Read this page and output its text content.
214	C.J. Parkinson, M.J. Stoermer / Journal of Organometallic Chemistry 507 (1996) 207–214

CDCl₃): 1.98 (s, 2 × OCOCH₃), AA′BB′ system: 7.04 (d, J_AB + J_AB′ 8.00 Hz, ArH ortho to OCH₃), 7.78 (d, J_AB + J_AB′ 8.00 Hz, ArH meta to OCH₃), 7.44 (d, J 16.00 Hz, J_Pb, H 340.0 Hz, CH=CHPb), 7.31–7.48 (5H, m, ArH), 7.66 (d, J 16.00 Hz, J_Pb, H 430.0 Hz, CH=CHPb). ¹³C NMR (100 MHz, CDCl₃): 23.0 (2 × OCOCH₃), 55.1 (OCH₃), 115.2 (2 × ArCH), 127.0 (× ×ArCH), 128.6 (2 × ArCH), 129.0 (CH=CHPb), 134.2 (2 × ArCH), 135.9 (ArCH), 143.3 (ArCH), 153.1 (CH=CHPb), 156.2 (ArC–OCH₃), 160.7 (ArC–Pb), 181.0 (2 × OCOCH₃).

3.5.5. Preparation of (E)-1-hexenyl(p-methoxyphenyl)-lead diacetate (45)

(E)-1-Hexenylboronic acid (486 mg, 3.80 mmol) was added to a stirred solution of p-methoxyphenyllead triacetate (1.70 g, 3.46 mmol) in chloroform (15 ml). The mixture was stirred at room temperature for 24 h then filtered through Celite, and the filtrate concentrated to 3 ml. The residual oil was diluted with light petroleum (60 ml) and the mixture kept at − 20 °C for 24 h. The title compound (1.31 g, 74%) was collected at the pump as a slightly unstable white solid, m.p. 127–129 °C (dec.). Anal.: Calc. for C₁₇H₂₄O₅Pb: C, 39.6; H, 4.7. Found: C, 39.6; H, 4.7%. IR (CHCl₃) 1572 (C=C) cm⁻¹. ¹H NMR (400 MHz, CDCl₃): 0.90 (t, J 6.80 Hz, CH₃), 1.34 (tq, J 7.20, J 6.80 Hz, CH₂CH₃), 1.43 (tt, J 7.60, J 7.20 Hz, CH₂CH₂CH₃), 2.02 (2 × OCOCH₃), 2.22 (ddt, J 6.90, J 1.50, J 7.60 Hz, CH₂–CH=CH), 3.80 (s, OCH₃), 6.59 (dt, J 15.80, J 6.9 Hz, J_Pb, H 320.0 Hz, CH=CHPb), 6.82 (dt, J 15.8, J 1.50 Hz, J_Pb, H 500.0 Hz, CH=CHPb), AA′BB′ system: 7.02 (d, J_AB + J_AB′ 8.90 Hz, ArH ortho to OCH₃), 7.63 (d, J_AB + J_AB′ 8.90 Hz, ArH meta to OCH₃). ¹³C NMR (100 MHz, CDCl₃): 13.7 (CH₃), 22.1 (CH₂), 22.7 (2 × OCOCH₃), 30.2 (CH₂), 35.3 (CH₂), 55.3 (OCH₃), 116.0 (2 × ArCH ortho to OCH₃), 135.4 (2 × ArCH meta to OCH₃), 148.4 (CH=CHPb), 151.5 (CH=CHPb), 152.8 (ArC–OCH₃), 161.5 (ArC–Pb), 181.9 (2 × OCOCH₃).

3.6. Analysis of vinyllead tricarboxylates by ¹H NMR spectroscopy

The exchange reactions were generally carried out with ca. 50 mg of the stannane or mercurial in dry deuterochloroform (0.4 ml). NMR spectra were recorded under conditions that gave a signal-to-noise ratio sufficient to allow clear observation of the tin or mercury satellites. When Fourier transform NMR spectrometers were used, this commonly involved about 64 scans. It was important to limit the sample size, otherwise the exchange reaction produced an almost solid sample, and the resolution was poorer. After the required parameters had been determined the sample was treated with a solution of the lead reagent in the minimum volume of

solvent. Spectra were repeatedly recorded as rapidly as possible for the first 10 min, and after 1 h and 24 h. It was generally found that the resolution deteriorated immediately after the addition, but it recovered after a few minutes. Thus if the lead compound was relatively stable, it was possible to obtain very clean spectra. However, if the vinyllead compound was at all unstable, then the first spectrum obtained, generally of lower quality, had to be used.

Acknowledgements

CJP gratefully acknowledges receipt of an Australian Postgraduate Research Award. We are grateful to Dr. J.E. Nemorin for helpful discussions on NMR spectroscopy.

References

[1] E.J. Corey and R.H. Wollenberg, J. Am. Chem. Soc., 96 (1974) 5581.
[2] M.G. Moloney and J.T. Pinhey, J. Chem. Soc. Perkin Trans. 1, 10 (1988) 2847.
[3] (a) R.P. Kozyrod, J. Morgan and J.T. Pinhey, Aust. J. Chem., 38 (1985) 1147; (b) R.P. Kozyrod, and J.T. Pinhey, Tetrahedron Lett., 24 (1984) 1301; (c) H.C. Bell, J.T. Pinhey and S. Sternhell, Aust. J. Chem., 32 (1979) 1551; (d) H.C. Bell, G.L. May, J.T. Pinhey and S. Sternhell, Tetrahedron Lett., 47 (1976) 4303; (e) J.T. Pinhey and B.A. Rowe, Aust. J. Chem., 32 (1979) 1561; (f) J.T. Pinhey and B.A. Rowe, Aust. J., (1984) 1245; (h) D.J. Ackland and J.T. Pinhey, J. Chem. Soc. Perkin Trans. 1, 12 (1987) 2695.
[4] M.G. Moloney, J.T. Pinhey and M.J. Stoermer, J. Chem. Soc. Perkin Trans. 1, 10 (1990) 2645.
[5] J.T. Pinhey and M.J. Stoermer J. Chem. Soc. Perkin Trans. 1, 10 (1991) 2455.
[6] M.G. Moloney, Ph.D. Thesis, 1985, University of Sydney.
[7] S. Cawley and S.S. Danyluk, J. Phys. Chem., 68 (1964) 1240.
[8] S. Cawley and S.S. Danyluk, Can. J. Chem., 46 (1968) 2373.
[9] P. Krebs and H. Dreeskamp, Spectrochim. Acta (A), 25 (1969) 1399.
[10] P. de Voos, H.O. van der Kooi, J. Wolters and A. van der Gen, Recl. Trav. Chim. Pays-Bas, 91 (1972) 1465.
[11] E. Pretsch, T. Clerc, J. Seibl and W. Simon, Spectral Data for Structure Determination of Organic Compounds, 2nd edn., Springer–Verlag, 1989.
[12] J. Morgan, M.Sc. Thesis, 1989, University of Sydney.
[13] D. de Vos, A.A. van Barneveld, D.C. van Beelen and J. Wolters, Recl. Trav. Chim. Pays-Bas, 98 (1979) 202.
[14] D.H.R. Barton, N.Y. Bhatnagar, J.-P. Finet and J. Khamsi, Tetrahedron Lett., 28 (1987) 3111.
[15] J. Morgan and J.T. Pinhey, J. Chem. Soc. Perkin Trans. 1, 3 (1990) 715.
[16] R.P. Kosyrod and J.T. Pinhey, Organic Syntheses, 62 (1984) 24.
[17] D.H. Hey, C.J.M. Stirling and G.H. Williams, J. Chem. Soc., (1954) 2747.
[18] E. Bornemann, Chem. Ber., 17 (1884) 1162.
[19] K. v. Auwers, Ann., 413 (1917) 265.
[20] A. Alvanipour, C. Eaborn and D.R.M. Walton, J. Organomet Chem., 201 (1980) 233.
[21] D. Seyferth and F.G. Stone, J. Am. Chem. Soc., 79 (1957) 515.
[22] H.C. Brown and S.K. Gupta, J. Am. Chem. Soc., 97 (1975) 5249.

----

TASK DETAILS: Please reproduce each record precisely as written.

RESPONSE TO THIS TASK:
Read this page and output its text content.
214	C.J. Parkinson, M.J. Stoermer / Journal of Organometallic Chemistry 507 (1996) 207–214

CDCl₃): 1.98 (s, 2 × OCOCH₃), AA′BB′ system: 7.04 (d, J_AB + J_AB′ 8.00 Hz, ArH ortho to OCH₃), 7.78 (d, J_AB + J_AB′ 8.00 Hz, ArH meta to OCH₃), 7.44 (d, J 16.00 Hz, J_Pb, H 340.0 Hz, CH=CHPb), 7.31–7.48 (5H, m, ArH), 7.66 (d, J 16.00 Hz, J_Pb, H 430.0 Hz, CH=CHPb). ¹³C NMR (100 MHz, CDCl₃): 23.0 (2 × OCOCH₃), 55.1 (OCH₃), 115.2 (2 × ArCH), 127.0 (× ×ArCH), 128.6 (2 × ArCH), 129.0 (CH=CHPb), 134.2 (2 × ArCH), 135.9 (ArCH), 143.3 (ArCH), 153.1 (CH=CHPb), 156.2 (ArC–OCH₃), 160.7 (ArC–Pb), 181.0 (2 × OCOCH₃).

3.5.5. Preparation of (E)-1-hexenyl(p-methoxyphenyl)-lead diacetate (45)

(E)-1-Hexenylboronic acid (486 mg, 3.80 mmol) was added to a stirred solution of p-methoxyphenyllead triacetate (1.70 g, 3.46 mmol) in chloroform (15 ml). The mixture was stirred at room temperature for 24 h then filtered through Celite, and the filtrate concentrated to 3 ml. The residual oil was diluted with light petroleum (60 ml) and the mixture kept at − 20 °C for 24 h. The title compound (1.31 g, 74%) was collected at the pump as a slightly unstable white solid, m.p. 127–129 °C (dec.). Anal.: Calc. for C₁₇H₂₄O₅Pb: C, 39.6; H, 4.7. Found: C, 39.6; H, 4.7%. IR (CHCl₃) 1572 (C=C) cm⁻¹. ¹H NMR (400 MHz, CDCl₃): 0.90 (t, J 6.80 Hz, CH₃), 1.34 (tq, J 7.20, J 6.80 Hz, CH₂CH₃), 1.43 (tt, J 7.60, J 7.20 Hz, CH₂CH₂CH₃), 2.02 (2 × OCOCH₃), 2.22 (ddt, J 6.90, J 1.50, J 7.60 Hz, CH₂–CH=CH), 3.80 (s, OCH₃), 6.59 (dt, J 15.80, J 6.9 Hz, J_Pb, H 320.0 Hz, CH=CHPb), 6.82 (dt, J 15.8, J 1.50 Hz, J_Pb, H 500.0 Hz, CH=CHPb), AA′BB′ system: 7.02 (d, J_AB + J_AB′ 8.90 Hz, ArH ortho to OCH₃), 7.63 (d, J_AB + J_AB′ 8.90 Hz, ArH meta to OCH₃). ¹³C NMR (100 MHz, CDCl₃): 13.7 (CH₃), 22.1 (CH₂), 22.7 (2 × OCOCH₃), 30.2 (CH₂), 35.3 (CH₂), 55.3 (OCH₃), 116.0 (2 × ArCH ortho to OCH₃), 135.4 (2 × ArCH meta to OCH₃), 148.4 (CH=CHPb), 151.5 (CH=CHPb), 152.8 (ArC–OCH₃), 161.5 (ArC–Pb), 181.9 (2 × OCOCH₃).

3.6. Analysis of vinyllead tricarboxylates by ¹H NMR spectroscopy

The exchange reactions were generally carried out with ca. 50 mg of the stannane or mercurial in dry deuterochloroform (0.4 ml). NMR spectra were recorded under conditions that gave a signal-to-noise ratio sufficient to allow clear observation of the tin or mercury satellites. When Fourier transform NMR spectrometers were used, this commonly involved about 64 scans. It was important to limit the sample size, otherwise the exchange reaction produced an almost solid sample, and the resolution was poorer. After the required parameters had been determined the sample was treated with a solution of the lead reagent in the minimum volume of

solvent. Spectra were repeatedly recorded as rapidly as possible for the first 10 min, and after 1 h and 24 h. It was generally found that the resolution deteriorated immediately after the addition, but it recovered after a few minutes. Thus if the lead compound was relatively stable, it was possible to obtain very clean spectra. However, if the vinyllead compound was at all unstable, then the first spectrum obtained, generally of lower quality, had to be used.

Acknowledgements

CJP gratefully acknowledges receipt of an Australian Postgraduate Research Award. We are grateful to Dr. J.E. Nemorin for helpful discussions on NMR spectroscopy.

References

[1] E.J. Corey and R.H. Wollenberg, J. Am. Chem. Soc., 96 (1974) 5581.
[2] M.G. Moloney and J.T. Pinhey, J. Chem. Soc. Perkin Trans. 1, 10 (1988) 2847.
[3] (a) R.P. Kozyrod, J. Morgan and J.T. Pinhey, Aust. J. Chem., 38 (1985) 1147; (b) R.P. Kozyrod, and J.T. Pinhey, Tetrahedron Lett., 24 (1984) 1301; (c) H.C. Bell, J.T. Pinhey and S. Sternhell, Aust. J. Chem., 32 (1979) 1551; (d) H.C. Bell, G.L. May, J.T. Pinhey and S. Sternhell, Tetrahedron Lett., 47 (1976) 4303; (e) J.T. Pinhey and B.A. Rowe, Aust. J. Chem., 32 (1979) 1561; (f) J.T. Pinhey and B.A. Rowe, Aust. J., (1984) 1245; (h) D.J. Ackland and J.T. Pinhey, J. Chem. Soc. Perkin Trans. 1, 12 (1987) 2695.
[4] M.G. Moloney, J.T. Pinhey and M.J. Stoermer, J. Chem. Soc. Perkin Trans. 1, 10 (1990) 2645.
[5] J.T. Pinhey and M.J. Stoermer J. Chem. Soc. Perkin Trans. 1, 10 (1991) 2455.
[6] M.G. Moloney, Ph.D. Thesis, 1985, University of Sydney.
[7] S. Cawley and S.S. Danyluk, J. Phys. Chem., 68 (1964) 1240.
[8] S. Cawley and S.S. Danyluk, Can. J. Chem., 46 (1968) 2373.
[9] P. Krebs and H. Dreeskamp, Spectrochim. Acta (A), 25 (1969) 1399.
[10] P. de Voos, H.O. van der Kooi, J. Wolters and A. van der Gen, Recl. Trav. Chim. Pays-Bas, 91 (1972) 1465.
[11] E. Pretsch, T. Clerc, J. Seibl and W. Simon, Spectral Data for Structure Determination of Organic Compounds, 2nd edn., Springer–Verlag, 1989.
[12] J. Morgan, M.Sc. Thesis, 1989, University of Sydney.
[13] D. de Vos, A.A. van Barneveld, D.C. van Beelen and J. Wolters, Recl. Trav. Chim. Pays-Bas, 98 (1979) 202.
[14] D.H.R. Barton, N.Y. Bhatnagar, J.-P. Finet and J. Khamsi, Tetrahedron Lett., 28 (1987) 3111.
[15] J. Morgan and J.T. Pinhey, J. Chem. Soc. Perkin Trans. 1, 3 (1990) 715.
[16] R.P. Kosyrod and J.T. Pinhey, Organic Syntheses, 62 (1984) 24.
[17] D.H. Hey, C.J.M. Stirling and G.H. Williams, J. Chem. Soc., (1954) 2747.
[18] E. Bornemann, Chem. Ber., 17 (1884) 1162.
[19] K. v. Auwers, Ann., 413 (1917) 265.
[20] A. Alvanipour, C. Eaborn and D.R.M. Walton, J. Organomet Chem., 201 (1980) 233.
[21] D. Seyferth and F.G. Stone, J. Am. Chem. Soc., 79 (1957) 515.
[22] H.C. Brown and S.K. Gupta, J. Am. Chem. Soc., 97 (1975) 5249.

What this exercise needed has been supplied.